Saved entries
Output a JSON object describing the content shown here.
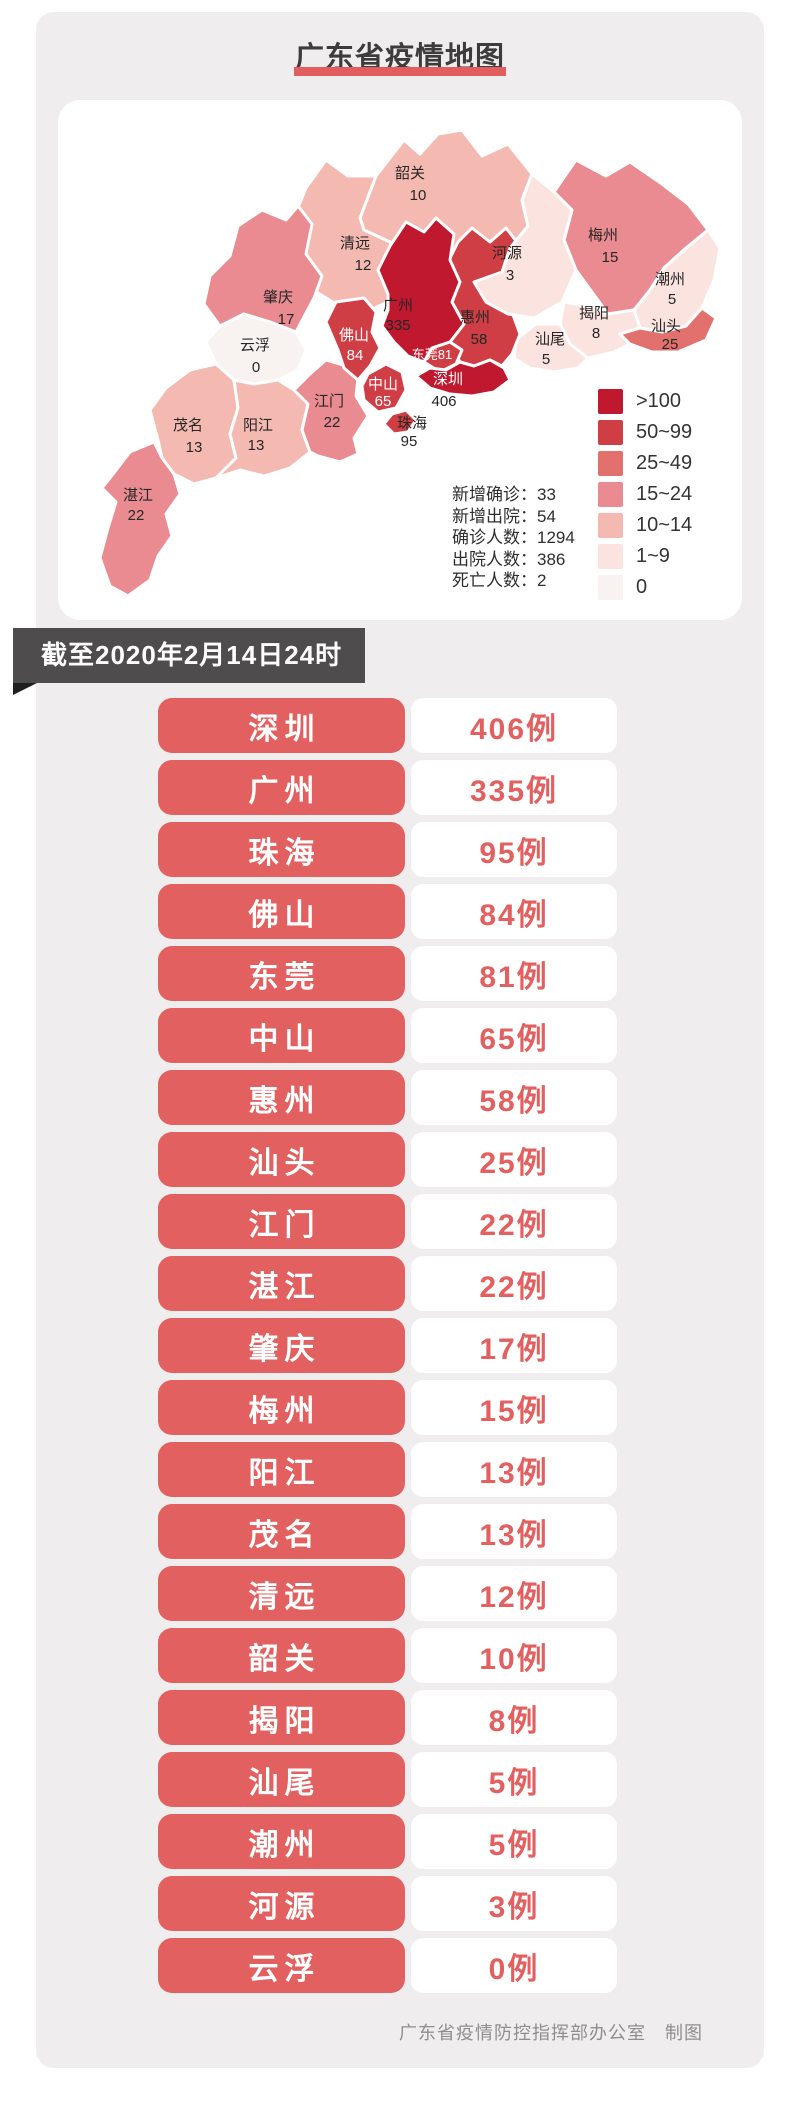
{
  "title": "广东省疫情地图",
  "date_ribbon": "截至2020年2月14日24时",
  "stats": [
    {
      "label": "新增确诊",
      "value": "33"
    },
    {
      "label": "新增出院",
      "value": "54"
    },
    {
      "label": "确诊人数",
      "value": "1294"
    },
    {
      "label": "出院人数",
      "value": "386"
    },
    {
      "label": "死亡人数",
      "value": "2"
    }
  ],
  "legend": {
    "items": [
      {
        "label": ">100",
        "color": "#c0182e"
      },
      {
        "label": "50~99",
        "color": "#cf3e45"
      },
      {
        "label": "25~49",
        "color": "#e2716e"
      },
      {
        "label": "15~24",
        "color": "#e98b90"
      },
      {
        "label": "10~14",
        "color": "#f4b9b1"
      },
      {
        "label": "1~9",
        "color": "#fbe3df"
      },
      {
        "label": "0",
        "color": "#f8f3f1"
      }
    ]
  },
  "chart_data": {
    "type": "choropleth",
    "title": "广东省疫情地图",
    "unit": "例",
    "legend_bins": [
      ">100",
      "50~99",
      "25~49",
      "15~24",
      "10~14",
      "1~9",
      "0"
    ],
    "regions": [
      {
        "name": "韶关",
        "cases": 10,
        "bucket": "10~14"
      },
      {
        "name": "清远",
        "cases": 12,
        "bucket": "10~14"
      },
      {
        "name": "梅州",
        "cases": 15,
        "bucket": "15~24"
      },
      {
        "name": "潮州",
        "cases": 5,
        "bucket": "1~9"
      },
      {
        "name": "揭阳",
        "cases": 8,
        "bucket": "1~9"
      },
      {
        "name": "汕头",
        "cases": 25,
        "bucket": "25~49"
      },
      {
        "name": "汕尾",
        "cases": 5,
        "bucket": "1~9"
      },
      {
        "name": "惠州",
        "cases": 58,
        "bucket": "50~99"
      },
      {
        "name": "河源",
        "cases": 3,
        "bucket": "1~9"
      },
      {
        "name": "肇庆",
        "cases": 17,
        "bucket": "15~24"
      },
      {
        "name": "云浮",
        "cases": 0,
        "bucket": "0"
      },
      {
        "name": "茂名",
        "cases": 13,
        "bucket": "10~14"
      },
      {
        "name": "阳江",
        "cases": 13,
        "bucket": "10~14"
      },
      {
        "name": "湛江",
        "cases": 22,
        "bucket": "15~24"
      },
      {
        "name": "江门",
        "cases": 22,
        "bucket": "15~24"
      },
      {
        "name": "广州",
        "cases": 335,
        "bucket": ">100"
      },
      {
        "name": "佛山",
        "cases": 84,
        "bucket": "50~99"
      },
      {
        "name": "东莞",
        "cases": 81,
        "bucket": "50~99"
      },
      {
        "name": "深圳",
        "cases": 406,
        "bucket": ">100"
      },
      {
        "name": "中山",
        "cases": 65,
        "bucket": "50~99"
      },
      {
        "name": "珠海",
        "cases": 95,
        "bucket": "50~99"
      }
    ]
  },
  "city_rows": [
    {
      "city": "深圳",
      "label": "406例"
    },
    {
      "city": "广州",
      "label": "335例"
    },
    {
      "city": "珠海",
      "label": "95例"
    },
    {
      "city": "佛山",
      "label": "84例"
    },
    {
      "city": "东莞",
      "label": "81例"
    },
    {
      "city": "中山",
      "label": "65例"
    },
    {
      "city": "惠州",
      "label": "58例"
    },
    {
      "city": "汕头",
      "label": "25例"
    },
    {
      "city": "江门",
      "label": "22例"
    },
    {
      "city": "湛江",
      "label": "22例"
    },
    {
      "city": "肇庆",
      "label": "17例"
    },
    {
      "city": "梅州",
      "label": "15例"
    },
    {
      "city": "阳江",
      "label": "13例"
    },
    {
      "city": "茂名",
      "label": "13例"
    },
    {
      "city": "清远",
      "label": "12例"
    },
    {
      "city": "韶关",
      "label": "10例"
    },
    {
      "city": "揭阳",
      "label": "8例"
    },
    {
      "city": "汕尾",
      "label": "5例"
    },
    {
      "city": "潮州",
      "label": "5例"
    },
    {
      "city": "河源",
      "label": "3例"
    },
    {
      "city": "云浮",
      "label": "0例"
    }
  ],
  "footer": "广东省疫情防控指挥部办公室　制图",
  "colors": {
    "pill_red": "#e2605f",
    "value_red": "#e2605f",
    "ribbon_bg": "#4e4c4c",
    "ribbon_fold": "#1f1f1f",
    "title_underline": "#e25d5d",
    "panel_bg": "#efeded",
    "title_text": "#3d3b3c",
    "footer_text": "#8e8e8e",
    "map_label_dark": "#262626"
  }
}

■ **GIVEN REQUEST**
Restate the listing above word for word, and skip the pictures.

■ **RESPONSE BELOW**
Output a JSON object describing the content shown here.
{
  "title": "广东省疫情地图",
  "date_ribbon": "截至2020年2月14日24时",
  "stats": [
    {
      "label": "新增确诊",
      "value": "33"
    },
    {
      "label": "新增出院",
      "value": "54"
    },
    {
      "label": "确诊人数",
      "value": "1294"
    },
    {
      "label": "出院人数",
      "value": "386"
    },
    {
      "label": "死亡人数",
      "value": "2"
    }
  ],
  "legend": {
    "items": [
      {
        "label": ">100",
        "color": "#c0182e"
      },
      {
        "label": "50~99",
        "color": "#cf3e45"
      },
      {
        "label": "25~49",
        "color": "#e2716e"
      },
      {
        "label": "15~24",
        "color": "#e98b90"
      },
      {
        "label": "10~14",
        "color": "#f4b9b1"
      },
      {
        "label": "1~9",
        "color": "#fbe3df"
      },
      {
        "label": "0",
        "color": "#f8f3f1"
      }
    ]
  },
  "chart_data": {
    "type": "choropleth",
    "title": "广东省疫情地图",
    "unit": "例",
    "legend_bins": [
      ">100",
      "50~99",
      "25~49",
      "15~24",
      "10~14",
      "1~9",
      "0"
    ],
    "regions": [
      {
        "name": "韶关",
        "cases": 10,
        "bucket": "10~14"
      },
      {
        "name": "清远",
        "cases": 12,
        "bucket": "10~14"
      },
      {
        "name": "梅州",
        "cases": 15,
        "bucket": "15~24"
      },
      {
        "name": "潮州",
        "cases": 5,
        "bucket": "1~9"
      },
      {
        "name": "揭阳",
        "cases": 8,
        "bucket": "1~9"
      },
      {
        "name": "汕头",
        "cases": 25,
        "bucket": "25~49"
      },
      {
        "name": "汕尾",
        "cases": 5,
        "bucket": "1~9"
      },
      {
        "name": "惠州",
        "cases": 58,
        "bucket": "50~99"
      },
      {
        "name": "河源",
        "cases": 3,
        "bucket": "1~9"
      },
      {
        "name": "肇庆",
        "cases": 17,
        "bucket": "15~24"
      },
      {
        "name": "云浮",
        "cases": 0,
        "bucket": "0"
      },
      {
        "name": "茂名",
        "cases": 13,
        "bucket": "10~14"
      },
      {
        "name": "阳江",
        "cases": 13,
        "bucket": "10~14"
      },
      {
        "name": "湛江",
        "cases": 22,
        "bucket": "15~24"
      },
      {
        "name": "江门",
        "cases": 22,
        "bucket": "15~24"
      },
      {
        "name": "广州",
        "cases": 335,
        "bucket": ">100"
      },
      {
        "name": "佛山",
        "cases": 84,
        "bucket": "50~99"
      },
      {
        "name": "东莞",
        "cases": 81,
        "bucket": "50~99"
      },
      {
        "name": "深圳",
        "cases": 406,
        "bucket": ">100"
      },
      {
        "name": "中山",
        "cases": 65,
        "bucket": "50~99"
      },
      {
        "name": "珠海",
        "cases": 95,
        "bucket": "50~99"
      }
    ]
  },
  "city_rows": [
    {
      "city": "深圳",
      "label": "406例"
    },
    {
      "city": "广州",
      "label": "335例"
    },
    {
      "city": "珠海",
      "label": "95例"
    },
    {
      "city": "佛山",
      "label": "84例"
    },
    {
      "city": "东莞",
      "label": "81例"
    },
    {
      "city": "中山",
      "label": "65例"
    },
    {
      "city": "惠州",
      "label": "58例"
    },
    {
      "city": "汕头",
      "label": "25例"
    },
    {
      "city": "江门",
      "label": "22例"
    },
    {
      "city": "湛江",
      "label": "22例"
    },
    {
      "city": "肇庆",
      "label": "17例"
    },
    {
      "city": "梅州",
      "label": "15例"
    },
    {
      "city": "阳江",
      "label": "13例"
    },
    {
      "city": "茂名",
      "label": "13例"
    },
    {
      "city": "清远",
      "label": "12例"
    },
    {
      "city": "韶关",
      "label": "10例"
    },
    {
      "city": "揭阳",
      "label": "8例"
    },
    {
      "city": "汕尾",
      "label": "5例"
    },
    {
      "city": "潮州",
      "label": "5例"
    },
    {
      "city": "河源",
      "label": "3例"
    },
    {
      "city": "云浮",
      "label": "0例"
    }
  ],
  "footer": "广东省疫情防控指挥部办公室　制图",
  "colors": {
    "pill_red": "#e2605f",
    "value_red": "#e2605f",
    "ribbon_bg": "#4e4c4c",
    "ribbon_fold": "#1f1f1f",
    "title_underline": "#e25d5d",
    "panel_bg": "#efeded",
    "title_text": "#3d3b3c",
    "footer_text": "#8e8e8e",
    "map_label_dark": "#262626"
  }
}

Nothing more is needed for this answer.